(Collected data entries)
▬▬▬

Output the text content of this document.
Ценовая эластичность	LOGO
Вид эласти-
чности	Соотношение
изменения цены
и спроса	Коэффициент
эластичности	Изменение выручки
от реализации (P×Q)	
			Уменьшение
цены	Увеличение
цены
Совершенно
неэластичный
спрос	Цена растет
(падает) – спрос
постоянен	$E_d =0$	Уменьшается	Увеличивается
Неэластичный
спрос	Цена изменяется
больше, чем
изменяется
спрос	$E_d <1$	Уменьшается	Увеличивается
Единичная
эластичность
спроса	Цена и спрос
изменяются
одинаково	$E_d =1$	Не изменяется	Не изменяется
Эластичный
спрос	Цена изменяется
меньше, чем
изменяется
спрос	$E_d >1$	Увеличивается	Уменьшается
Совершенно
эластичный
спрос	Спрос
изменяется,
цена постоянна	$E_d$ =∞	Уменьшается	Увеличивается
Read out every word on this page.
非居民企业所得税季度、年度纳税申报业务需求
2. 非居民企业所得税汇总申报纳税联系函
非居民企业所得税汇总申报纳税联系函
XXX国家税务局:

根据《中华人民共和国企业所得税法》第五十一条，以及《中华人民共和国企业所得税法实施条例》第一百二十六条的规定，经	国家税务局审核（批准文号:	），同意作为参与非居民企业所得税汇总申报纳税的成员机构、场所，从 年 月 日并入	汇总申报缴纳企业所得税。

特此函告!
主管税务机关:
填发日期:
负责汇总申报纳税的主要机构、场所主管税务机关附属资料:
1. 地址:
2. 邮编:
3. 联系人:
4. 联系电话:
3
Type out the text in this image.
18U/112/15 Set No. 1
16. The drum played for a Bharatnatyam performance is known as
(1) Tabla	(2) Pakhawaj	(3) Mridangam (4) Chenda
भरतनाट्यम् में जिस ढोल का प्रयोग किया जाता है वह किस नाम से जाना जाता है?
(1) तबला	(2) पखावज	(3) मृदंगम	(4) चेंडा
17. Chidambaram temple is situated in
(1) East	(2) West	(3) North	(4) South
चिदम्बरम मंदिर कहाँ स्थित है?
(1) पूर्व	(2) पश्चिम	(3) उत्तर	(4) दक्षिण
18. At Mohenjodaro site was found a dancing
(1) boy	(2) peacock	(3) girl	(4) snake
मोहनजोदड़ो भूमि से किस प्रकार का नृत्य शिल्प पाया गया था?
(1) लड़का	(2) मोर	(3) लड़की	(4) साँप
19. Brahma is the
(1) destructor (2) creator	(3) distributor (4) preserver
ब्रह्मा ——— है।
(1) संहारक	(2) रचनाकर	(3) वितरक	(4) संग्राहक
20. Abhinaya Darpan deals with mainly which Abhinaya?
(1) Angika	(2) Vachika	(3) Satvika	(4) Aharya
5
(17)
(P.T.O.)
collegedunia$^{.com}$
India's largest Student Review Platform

▬▬▬

*Task description*:
Collect each line above holding the string "text".

*Answer in full*:
Output the text content of this document.
Type out the text in this image.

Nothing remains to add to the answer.